> Stated problem
Copy out the lines of the items below word for word, starting with the line that contains "Text: Contains HM" and going on through the line that contains "This d: Contains", both included.

· · · ·

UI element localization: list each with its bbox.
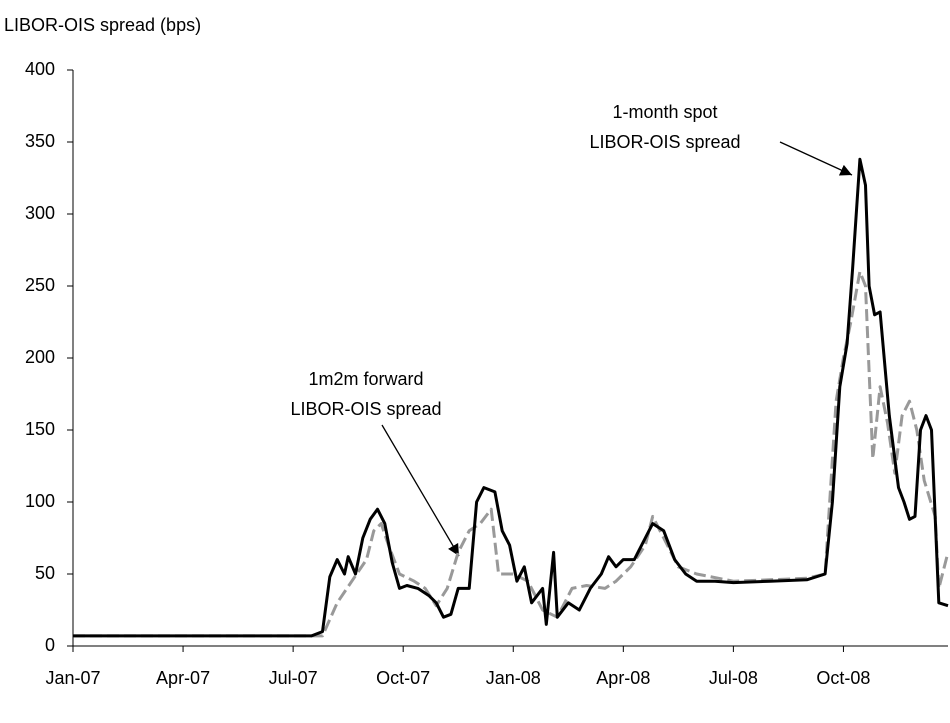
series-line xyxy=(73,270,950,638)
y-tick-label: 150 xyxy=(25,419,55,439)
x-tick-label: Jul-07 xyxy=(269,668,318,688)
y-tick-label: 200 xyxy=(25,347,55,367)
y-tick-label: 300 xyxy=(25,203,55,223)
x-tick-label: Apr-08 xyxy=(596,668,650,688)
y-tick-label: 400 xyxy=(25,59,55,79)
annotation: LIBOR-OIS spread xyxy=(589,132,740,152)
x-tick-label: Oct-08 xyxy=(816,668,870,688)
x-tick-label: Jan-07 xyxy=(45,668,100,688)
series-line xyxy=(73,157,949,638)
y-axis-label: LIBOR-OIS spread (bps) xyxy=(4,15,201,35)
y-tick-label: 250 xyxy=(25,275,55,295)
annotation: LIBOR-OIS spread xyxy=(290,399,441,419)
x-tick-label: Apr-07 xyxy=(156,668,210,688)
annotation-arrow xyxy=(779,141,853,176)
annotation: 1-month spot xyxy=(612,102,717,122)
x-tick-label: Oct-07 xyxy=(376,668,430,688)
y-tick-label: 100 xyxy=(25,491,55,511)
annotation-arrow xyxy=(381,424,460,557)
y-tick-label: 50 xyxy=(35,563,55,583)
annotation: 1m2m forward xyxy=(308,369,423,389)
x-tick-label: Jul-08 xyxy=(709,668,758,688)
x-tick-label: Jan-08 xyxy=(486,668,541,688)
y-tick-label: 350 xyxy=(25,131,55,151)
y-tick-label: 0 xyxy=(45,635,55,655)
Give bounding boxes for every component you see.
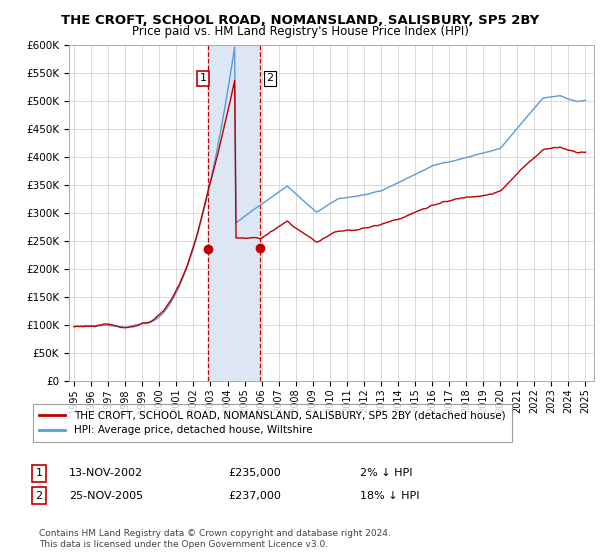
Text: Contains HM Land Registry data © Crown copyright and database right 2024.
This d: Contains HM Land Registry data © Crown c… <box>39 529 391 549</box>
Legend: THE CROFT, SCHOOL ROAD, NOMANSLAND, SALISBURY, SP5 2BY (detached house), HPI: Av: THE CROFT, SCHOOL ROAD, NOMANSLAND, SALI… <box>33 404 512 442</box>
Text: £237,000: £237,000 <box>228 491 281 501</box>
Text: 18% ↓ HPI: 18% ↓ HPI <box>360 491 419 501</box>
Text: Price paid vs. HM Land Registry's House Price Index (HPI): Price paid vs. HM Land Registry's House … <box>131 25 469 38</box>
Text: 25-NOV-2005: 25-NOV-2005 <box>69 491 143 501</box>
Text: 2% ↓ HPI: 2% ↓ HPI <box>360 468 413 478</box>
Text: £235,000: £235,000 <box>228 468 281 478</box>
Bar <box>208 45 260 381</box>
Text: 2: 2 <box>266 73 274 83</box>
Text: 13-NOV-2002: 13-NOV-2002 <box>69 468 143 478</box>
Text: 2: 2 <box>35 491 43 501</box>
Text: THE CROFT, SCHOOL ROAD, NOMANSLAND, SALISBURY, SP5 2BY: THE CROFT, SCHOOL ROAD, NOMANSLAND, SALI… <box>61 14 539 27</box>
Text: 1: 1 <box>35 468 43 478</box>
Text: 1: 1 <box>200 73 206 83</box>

· · · ·

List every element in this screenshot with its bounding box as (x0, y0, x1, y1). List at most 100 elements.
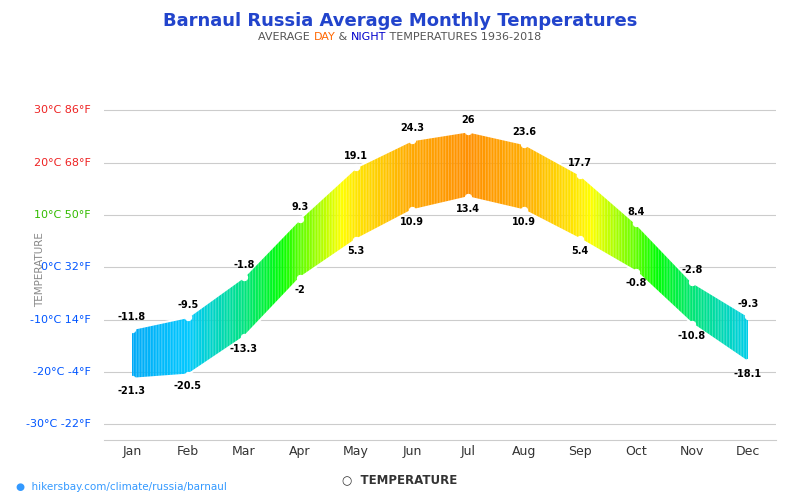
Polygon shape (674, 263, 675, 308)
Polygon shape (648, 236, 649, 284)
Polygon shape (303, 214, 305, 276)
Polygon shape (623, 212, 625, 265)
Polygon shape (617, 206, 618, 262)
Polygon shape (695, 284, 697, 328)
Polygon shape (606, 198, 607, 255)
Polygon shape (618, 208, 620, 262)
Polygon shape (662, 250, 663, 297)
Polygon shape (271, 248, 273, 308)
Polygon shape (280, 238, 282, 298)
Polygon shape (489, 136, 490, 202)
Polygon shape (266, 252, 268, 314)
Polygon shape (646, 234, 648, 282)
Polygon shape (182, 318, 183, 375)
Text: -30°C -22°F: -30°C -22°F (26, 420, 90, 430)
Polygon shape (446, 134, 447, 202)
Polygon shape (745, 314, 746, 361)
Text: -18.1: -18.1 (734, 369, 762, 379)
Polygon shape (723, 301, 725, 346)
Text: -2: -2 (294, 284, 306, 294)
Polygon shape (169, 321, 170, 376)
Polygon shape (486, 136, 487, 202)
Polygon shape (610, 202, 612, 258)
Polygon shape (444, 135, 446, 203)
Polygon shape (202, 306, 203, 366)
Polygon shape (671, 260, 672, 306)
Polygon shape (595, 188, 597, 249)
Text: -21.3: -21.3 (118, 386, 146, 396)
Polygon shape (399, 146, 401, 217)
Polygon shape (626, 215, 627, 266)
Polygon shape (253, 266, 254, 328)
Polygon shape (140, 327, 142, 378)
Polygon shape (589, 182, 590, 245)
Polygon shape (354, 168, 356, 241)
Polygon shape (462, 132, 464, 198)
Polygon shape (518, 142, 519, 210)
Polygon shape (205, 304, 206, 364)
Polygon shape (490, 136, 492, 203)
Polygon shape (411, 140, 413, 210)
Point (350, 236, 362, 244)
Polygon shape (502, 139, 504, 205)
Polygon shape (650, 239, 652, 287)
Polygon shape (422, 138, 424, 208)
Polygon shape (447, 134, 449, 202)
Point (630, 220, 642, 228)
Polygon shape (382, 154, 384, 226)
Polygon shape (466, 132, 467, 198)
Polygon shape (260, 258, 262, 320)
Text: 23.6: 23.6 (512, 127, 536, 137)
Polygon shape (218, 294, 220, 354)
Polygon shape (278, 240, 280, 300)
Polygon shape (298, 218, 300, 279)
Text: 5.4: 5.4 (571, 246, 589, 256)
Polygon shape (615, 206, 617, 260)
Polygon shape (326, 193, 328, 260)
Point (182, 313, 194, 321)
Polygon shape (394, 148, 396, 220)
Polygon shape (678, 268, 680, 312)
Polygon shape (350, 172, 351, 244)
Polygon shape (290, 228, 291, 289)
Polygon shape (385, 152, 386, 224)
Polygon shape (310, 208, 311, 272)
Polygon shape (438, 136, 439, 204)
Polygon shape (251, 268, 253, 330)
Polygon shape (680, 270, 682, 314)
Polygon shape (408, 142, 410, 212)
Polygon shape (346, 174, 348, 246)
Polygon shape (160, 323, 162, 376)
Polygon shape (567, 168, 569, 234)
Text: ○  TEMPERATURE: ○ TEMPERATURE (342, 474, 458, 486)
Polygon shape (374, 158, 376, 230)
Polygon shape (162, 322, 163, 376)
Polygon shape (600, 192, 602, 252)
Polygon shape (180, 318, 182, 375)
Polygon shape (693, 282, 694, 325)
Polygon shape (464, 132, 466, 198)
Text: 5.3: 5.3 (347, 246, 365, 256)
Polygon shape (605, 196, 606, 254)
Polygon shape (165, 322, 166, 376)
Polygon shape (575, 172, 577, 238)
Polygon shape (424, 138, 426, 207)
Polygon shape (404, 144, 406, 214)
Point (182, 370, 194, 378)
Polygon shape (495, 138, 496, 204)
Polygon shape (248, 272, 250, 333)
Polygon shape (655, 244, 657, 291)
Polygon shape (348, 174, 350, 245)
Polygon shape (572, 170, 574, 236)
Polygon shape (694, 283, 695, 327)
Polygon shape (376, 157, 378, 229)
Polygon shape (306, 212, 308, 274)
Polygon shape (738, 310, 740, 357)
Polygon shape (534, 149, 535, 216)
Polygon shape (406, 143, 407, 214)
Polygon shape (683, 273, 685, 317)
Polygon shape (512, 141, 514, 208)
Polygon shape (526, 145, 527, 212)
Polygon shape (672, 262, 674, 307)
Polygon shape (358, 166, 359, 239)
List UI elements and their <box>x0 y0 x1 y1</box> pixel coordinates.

· · · ·

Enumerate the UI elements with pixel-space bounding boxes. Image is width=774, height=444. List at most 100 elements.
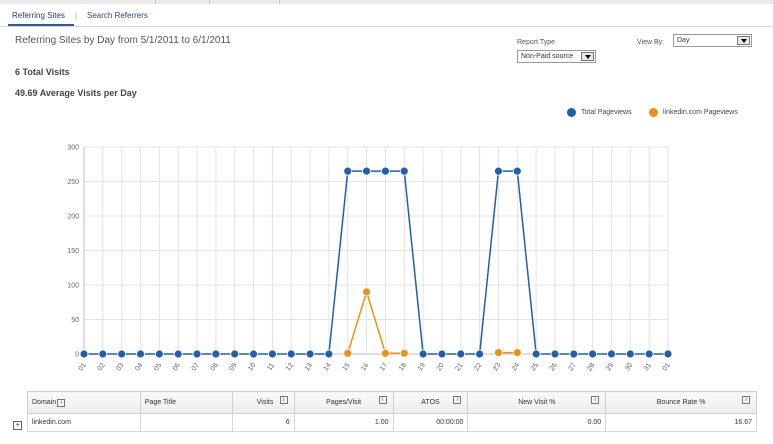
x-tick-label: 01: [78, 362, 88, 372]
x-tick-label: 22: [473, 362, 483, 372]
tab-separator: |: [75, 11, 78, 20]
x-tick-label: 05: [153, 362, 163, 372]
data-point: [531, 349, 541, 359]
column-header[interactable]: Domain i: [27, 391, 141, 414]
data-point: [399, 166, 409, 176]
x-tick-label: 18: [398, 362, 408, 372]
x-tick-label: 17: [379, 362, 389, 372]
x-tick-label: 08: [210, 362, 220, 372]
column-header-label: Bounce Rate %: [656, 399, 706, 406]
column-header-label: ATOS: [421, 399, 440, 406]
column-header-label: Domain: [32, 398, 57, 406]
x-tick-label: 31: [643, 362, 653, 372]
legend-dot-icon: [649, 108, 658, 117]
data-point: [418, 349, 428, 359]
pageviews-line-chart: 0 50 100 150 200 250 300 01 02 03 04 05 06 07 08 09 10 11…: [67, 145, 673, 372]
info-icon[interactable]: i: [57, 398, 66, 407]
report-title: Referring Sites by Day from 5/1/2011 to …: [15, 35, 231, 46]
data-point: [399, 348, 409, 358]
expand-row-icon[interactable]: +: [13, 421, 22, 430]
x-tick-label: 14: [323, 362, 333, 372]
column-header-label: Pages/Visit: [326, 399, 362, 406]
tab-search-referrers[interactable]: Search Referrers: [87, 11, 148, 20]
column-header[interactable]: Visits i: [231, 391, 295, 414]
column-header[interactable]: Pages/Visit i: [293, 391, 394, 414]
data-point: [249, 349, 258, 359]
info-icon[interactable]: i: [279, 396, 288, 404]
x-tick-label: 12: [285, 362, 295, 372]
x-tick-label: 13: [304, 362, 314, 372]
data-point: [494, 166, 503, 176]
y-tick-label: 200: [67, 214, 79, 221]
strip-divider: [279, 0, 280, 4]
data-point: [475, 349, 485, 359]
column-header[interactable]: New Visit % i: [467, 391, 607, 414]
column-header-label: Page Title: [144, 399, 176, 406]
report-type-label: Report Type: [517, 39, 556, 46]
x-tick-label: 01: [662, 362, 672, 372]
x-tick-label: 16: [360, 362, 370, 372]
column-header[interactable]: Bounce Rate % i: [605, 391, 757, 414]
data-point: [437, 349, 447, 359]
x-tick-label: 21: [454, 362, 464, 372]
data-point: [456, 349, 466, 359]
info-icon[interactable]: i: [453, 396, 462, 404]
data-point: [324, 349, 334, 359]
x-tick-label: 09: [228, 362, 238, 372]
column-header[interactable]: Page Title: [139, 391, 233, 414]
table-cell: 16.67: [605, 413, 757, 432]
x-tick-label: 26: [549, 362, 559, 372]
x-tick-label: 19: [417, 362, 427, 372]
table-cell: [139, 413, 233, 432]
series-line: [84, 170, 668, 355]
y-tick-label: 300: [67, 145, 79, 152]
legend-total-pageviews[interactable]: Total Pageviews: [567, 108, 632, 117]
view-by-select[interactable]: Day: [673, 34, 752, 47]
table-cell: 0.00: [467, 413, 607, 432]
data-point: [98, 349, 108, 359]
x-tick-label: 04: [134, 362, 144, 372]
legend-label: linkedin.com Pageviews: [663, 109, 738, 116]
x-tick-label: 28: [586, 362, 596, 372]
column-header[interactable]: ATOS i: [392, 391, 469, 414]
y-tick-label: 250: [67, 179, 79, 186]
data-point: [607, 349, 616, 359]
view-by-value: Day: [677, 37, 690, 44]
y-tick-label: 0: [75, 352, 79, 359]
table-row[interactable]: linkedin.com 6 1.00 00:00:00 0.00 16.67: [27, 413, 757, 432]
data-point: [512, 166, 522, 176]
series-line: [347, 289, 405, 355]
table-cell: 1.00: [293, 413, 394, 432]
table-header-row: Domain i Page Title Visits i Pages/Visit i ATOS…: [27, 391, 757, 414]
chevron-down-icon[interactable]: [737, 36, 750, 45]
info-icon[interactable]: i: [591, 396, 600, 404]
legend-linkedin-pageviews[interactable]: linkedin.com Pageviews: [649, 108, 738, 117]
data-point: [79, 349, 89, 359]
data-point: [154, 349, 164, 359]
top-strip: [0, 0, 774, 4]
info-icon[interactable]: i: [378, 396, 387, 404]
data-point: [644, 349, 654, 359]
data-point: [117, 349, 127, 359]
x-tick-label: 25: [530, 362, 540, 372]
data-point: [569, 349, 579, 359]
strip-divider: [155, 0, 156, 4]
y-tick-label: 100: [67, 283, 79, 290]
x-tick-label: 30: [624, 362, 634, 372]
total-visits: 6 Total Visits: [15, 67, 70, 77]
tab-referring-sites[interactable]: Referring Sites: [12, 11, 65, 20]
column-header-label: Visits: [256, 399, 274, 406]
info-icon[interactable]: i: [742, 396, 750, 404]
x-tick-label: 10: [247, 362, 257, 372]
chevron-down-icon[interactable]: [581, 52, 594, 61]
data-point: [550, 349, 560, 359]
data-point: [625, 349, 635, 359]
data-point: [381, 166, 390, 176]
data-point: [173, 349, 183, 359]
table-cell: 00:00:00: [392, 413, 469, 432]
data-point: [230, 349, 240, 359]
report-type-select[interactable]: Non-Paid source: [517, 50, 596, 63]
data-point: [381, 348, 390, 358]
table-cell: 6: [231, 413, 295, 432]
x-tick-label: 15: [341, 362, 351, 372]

· · · ·

> Output
Text: Contains HM Land Registry data © Crown copyright and database right 2024.
This d: Contains HM Land Registry data © Crown c… <box>39 529 391 549</box>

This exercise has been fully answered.